TASK TO CARRY OUT ::
Pick out the lines below with "Road" and list them.

Collected data entries:
++++
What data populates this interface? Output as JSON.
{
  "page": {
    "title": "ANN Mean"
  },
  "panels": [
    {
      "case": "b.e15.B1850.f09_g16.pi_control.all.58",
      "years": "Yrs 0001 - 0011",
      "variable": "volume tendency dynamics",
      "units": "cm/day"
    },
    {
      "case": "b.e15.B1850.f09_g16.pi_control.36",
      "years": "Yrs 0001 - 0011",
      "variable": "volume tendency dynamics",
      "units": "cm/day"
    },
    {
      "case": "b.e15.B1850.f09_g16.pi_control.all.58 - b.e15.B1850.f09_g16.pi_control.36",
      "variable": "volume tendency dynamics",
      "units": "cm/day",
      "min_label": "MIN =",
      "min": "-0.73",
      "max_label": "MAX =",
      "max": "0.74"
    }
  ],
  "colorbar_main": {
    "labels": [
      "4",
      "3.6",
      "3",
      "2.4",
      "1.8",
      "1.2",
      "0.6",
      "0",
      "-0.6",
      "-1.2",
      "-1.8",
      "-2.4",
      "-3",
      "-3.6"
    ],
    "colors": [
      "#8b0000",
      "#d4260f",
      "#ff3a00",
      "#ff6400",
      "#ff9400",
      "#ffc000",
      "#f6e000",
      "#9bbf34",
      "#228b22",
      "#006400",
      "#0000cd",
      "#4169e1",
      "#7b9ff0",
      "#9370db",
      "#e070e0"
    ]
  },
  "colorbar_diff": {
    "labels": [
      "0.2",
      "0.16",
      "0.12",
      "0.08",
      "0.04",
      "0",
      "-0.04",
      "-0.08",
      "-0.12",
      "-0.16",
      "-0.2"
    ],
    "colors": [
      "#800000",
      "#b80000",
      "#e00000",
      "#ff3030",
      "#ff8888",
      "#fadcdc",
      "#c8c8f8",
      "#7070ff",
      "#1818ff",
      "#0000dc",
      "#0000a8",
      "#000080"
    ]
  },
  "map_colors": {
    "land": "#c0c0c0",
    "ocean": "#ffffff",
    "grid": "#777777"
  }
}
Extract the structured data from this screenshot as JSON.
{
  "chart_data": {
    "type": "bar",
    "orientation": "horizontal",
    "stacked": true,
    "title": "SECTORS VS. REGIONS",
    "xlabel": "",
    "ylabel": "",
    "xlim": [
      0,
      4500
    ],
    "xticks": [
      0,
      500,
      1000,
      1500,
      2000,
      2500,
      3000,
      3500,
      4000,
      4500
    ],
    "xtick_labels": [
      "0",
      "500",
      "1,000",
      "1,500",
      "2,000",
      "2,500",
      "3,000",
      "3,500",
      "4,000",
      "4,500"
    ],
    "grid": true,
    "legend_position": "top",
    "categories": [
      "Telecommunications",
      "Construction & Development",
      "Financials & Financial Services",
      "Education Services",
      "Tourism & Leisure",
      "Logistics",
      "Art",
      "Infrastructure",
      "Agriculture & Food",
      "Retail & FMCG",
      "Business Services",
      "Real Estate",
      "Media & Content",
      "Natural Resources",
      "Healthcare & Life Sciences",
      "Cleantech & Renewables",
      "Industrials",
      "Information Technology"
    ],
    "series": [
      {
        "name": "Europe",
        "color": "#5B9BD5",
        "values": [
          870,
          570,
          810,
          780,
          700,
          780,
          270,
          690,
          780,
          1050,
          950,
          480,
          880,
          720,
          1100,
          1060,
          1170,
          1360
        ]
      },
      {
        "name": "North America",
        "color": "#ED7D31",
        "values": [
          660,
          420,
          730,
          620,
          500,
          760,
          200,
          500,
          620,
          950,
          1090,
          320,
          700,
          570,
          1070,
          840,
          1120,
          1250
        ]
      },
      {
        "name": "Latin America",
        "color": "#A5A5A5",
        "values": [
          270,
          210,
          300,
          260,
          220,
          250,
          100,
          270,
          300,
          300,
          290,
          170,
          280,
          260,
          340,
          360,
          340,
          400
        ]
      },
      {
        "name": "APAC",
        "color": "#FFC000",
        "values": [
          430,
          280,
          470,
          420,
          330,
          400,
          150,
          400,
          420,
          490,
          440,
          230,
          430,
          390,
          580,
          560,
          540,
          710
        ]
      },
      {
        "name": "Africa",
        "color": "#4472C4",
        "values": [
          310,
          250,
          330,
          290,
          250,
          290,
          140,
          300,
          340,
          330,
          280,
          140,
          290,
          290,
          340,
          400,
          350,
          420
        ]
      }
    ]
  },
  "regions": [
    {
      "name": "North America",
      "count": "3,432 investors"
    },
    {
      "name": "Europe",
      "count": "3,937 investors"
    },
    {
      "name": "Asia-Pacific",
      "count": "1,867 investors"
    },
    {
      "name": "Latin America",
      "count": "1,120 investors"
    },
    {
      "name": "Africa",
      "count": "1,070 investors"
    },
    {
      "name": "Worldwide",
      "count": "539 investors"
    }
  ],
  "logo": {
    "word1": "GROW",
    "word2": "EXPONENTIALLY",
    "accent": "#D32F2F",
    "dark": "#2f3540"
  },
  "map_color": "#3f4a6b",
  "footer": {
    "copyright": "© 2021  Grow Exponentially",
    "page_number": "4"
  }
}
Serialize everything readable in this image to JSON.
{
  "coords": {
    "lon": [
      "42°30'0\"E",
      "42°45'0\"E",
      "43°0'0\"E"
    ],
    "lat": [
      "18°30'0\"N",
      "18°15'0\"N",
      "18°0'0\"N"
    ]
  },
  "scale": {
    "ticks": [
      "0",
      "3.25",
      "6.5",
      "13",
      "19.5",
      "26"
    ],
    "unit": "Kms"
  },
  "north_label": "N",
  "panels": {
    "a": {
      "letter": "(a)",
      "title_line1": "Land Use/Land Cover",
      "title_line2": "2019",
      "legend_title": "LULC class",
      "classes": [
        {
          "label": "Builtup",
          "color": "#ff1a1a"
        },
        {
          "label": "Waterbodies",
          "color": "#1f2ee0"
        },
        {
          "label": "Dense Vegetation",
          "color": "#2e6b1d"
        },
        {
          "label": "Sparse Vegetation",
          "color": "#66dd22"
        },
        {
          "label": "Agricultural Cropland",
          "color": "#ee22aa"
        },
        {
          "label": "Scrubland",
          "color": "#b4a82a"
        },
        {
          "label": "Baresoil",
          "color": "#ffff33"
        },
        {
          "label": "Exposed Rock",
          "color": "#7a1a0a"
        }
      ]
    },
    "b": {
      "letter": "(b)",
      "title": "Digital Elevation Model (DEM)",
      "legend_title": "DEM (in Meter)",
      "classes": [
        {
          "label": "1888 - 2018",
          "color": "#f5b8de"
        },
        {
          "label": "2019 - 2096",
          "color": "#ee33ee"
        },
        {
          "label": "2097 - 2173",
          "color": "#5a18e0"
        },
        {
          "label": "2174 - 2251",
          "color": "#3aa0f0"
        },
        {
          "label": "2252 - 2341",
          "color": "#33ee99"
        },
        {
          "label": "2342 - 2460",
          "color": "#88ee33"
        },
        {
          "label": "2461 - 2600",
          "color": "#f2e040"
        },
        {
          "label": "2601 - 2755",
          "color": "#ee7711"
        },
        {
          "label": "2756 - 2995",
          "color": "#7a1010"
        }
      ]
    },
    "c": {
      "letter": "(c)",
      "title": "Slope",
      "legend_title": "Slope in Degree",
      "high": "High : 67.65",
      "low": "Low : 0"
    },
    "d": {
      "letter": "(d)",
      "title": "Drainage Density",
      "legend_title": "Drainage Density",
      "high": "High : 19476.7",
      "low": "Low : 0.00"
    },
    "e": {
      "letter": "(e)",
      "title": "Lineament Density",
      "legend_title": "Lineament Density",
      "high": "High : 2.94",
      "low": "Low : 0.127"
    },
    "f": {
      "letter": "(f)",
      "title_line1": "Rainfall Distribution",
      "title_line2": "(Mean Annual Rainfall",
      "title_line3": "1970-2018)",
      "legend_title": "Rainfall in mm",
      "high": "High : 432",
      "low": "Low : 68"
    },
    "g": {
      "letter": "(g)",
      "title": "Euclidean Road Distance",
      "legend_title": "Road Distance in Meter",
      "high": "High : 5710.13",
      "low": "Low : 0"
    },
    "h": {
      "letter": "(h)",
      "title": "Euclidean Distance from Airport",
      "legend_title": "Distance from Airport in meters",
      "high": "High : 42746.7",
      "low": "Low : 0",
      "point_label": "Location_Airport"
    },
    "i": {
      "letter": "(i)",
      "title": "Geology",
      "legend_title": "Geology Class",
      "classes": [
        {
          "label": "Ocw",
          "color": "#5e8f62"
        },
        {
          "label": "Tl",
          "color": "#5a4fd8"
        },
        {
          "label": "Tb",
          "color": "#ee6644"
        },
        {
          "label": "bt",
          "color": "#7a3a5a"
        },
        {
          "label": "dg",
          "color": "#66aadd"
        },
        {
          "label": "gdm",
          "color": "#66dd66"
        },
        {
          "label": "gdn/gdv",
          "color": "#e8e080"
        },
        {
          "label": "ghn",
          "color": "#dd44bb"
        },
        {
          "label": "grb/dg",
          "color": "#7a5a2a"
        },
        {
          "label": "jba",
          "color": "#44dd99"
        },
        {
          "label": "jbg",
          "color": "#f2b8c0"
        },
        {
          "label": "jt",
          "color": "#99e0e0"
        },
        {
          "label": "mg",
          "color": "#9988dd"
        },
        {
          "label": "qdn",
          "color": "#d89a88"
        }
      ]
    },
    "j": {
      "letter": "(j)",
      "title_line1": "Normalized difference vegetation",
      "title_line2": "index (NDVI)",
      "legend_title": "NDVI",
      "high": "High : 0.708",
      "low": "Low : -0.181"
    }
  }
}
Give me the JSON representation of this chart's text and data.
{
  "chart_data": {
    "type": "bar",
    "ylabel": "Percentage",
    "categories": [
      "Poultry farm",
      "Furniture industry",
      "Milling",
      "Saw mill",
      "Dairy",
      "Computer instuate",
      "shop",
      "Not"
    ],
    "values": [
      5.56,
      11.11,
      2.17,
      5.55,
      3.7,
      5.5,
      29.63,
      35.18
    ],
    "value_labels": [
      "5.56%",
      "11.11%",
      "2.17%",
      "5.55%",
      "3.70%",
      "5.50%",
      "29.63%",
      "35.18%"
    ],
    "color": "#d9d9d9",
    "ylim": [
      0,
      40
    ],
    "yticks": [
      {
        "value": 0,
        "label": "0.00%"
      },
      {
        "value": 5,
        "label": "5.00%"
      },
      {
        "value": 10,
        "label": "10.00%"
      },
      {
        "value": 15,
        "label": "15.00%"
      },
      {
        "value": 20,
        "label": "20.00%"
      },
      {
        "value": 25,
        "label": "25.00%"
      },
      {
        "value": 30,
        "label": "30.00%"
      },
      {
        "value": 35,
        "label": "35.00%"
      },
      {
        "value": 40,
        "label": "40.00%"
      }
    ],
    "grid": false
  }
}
++++
FULL OUTPUT ::
      "title": "Euclidean Road Distance",
      "legend_title": "Road Distance in Meter",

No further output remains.